Entries taken from a collection -
>> Start

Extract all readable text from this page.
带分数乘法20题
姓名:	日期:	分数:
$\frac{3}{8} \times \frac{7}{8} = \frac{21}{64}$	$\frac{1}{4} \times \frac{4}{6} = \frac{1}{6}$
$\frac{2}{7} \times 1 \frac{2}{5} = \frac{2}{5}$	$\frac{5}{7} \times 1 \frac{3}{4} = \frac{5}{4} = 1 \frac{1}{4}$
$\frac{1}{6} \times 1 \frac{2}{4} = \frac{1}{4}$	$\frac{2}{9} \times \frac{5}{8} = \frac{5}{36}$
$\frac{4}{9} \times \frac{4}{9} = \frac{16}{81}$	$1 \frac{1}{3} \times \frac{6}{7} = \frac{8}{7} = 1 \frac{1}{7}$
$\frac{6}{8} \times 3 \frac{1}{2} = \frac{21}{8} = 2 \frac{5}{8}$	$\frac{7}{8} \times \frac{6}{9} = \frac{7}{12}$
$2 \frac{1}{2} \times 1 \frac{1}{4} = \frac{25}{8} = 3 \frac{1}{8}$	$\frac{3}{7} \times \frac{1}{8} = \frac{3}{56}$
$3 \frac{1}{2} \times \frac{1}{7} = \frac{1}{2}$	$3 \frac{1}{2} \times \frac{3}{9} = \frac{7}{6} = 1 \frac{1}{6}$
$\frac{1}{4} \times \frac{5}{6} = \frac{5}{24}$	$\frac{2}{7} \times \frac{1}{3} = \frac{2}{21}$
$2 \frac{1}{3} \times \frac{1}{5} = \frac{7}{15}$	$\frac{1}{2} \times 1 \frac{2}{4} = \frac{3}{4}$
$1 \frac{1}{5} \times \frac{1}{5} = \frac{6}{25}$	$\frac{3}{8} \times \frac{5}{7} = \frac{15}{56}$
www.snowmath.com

>> End
>> Start

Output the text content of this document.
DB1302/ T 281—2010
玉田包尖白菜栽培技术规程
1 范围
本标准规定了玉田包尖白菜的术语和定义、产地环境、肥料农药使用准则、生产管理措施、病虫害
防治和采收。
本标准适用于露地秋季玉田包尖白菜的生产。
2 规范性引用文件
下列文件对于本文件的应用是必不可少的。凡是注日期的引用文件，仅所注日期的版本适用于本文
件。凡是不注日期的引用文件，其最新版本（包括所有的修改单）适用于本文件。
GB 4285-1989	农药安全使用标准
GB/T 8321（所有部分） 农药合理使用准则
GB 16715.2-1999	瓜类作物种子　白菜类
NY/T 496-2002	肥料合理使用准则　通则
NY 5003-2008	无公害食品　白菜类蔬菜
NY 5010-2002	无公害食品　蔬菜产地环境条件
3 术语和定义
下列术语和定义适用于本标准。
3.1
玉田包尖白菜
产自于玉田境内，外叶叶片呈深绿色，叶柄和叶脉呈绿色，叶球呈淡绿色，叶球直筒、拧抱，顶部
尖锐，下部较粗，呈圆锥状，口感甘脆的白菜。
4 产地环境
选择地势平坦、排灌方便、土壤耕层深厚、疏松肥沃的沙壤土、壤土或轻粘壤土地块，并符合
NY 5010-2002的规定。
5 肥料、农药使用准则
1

>> End
>> Start

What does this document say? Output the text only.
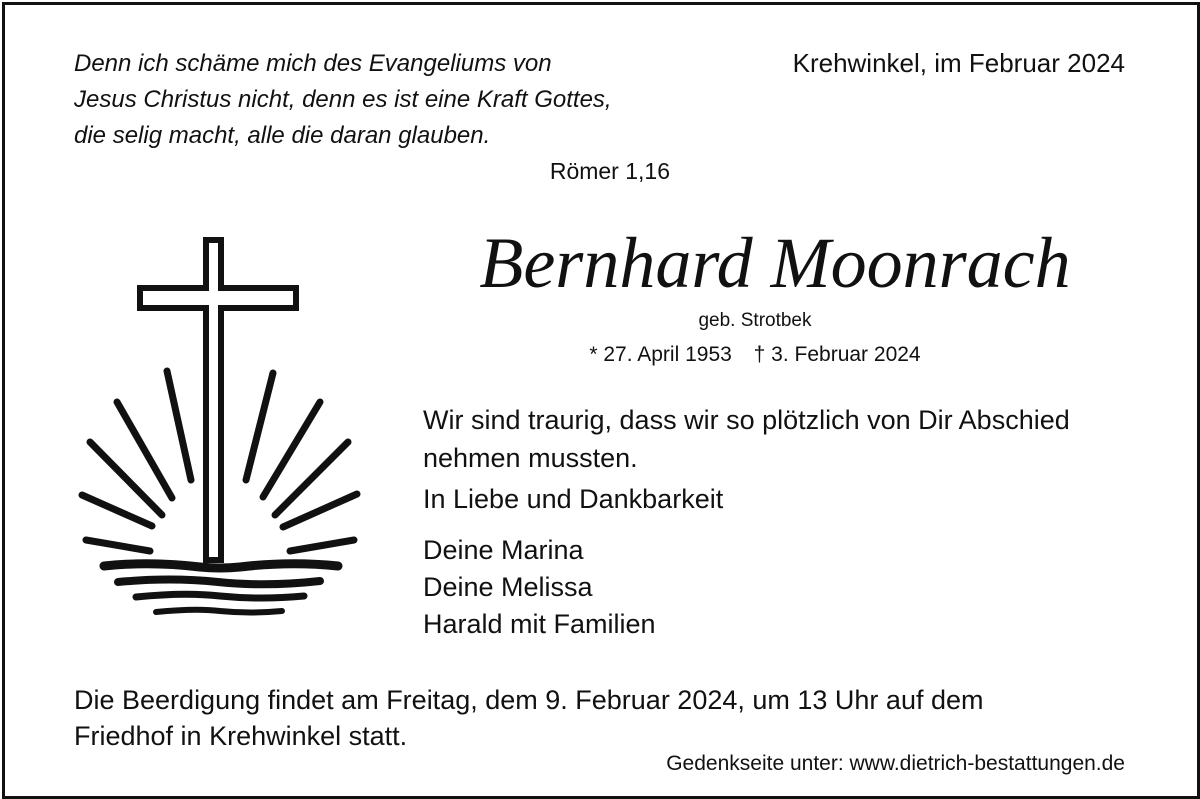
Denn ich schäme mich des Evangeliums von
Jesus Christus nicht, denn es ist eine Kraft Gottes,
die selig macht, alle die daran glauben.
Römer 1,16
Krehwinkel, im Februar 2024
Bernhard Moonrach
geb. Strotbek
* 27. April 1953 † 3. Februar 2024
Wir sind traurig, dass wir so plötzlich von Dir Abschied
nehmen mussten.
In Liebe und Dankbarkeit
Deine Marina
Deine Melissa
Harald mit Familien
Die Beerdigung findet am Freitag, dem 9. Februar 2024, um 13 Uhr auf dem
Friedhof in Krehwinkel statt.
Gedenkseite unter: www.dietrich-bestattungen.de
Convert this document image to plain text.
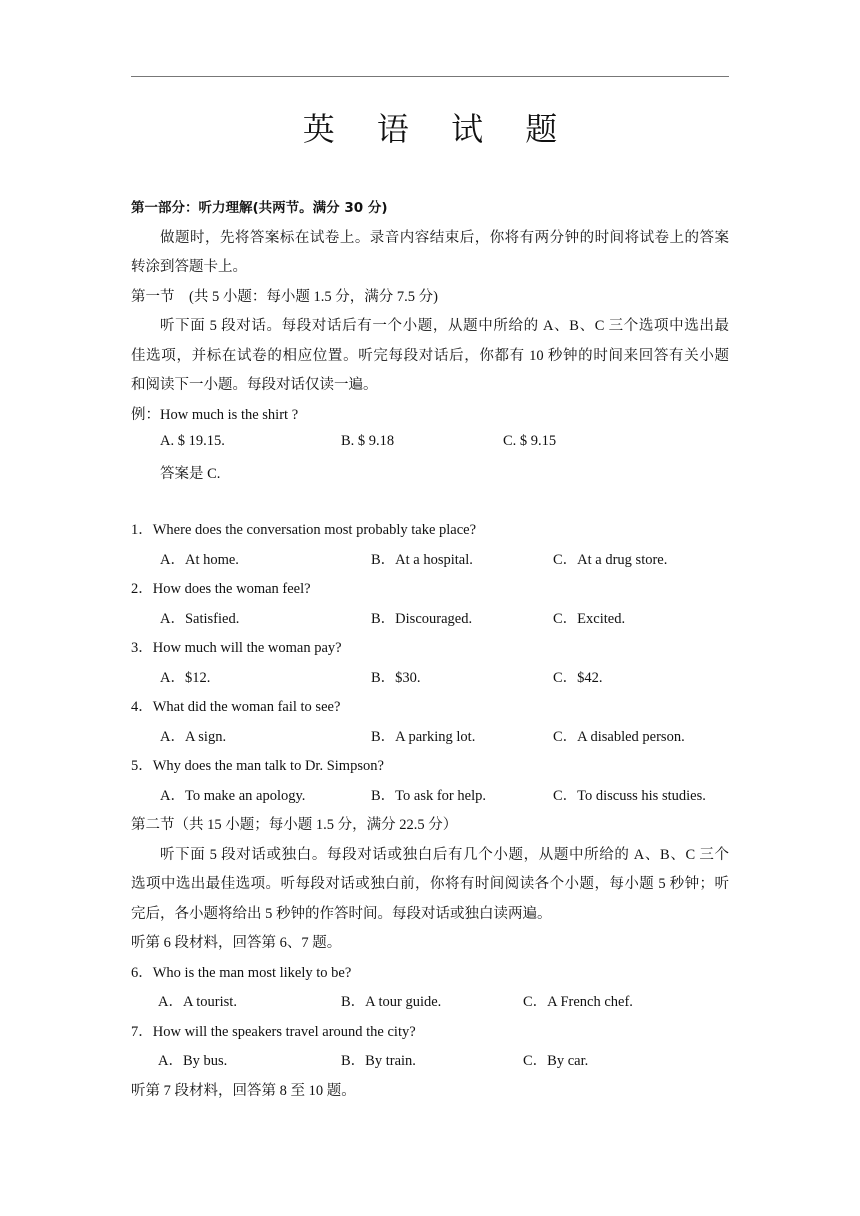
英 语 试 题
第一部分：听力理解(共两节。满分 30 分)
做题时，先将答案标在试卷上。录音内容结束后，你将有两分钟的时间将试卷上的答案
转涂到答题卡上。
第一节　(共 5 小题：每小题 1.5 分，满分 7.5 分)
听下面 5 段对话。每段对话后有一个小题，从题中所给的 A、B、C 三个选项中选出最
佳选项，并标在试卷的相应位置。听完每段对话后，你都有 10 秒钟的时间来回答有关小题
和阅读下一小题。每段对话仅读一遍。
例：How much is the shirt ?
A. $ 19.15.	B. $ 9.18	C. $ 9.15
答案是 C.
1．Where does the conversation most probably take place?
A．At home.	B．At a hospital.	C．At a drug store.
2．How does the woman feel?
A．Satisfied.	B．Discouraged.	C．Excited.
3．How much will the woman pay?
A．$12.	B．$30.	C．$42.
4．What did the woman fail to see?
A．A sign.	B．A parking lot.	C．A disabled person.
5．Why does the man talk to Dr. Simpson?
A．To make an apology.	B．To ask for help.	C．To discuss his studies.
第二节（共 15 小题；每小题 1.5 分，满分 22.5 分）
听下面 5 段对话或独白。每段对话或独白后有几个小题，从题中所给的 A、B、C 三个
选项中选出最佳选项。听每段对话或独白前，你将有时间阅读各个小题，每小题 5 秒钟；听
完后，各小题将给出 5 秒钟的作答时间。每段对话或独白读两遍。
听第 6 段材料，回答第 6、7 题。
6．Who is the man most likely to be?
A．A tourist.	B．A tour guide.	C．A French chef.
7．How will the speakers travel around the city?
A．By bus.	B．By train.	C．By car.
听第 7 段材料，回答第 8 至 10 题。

>> End

Prompt - Which lines above hold the word "most"? Copy each of them.

Result below -
1．Where does the conversation most probably take place?
6．Who is the man most likely to be?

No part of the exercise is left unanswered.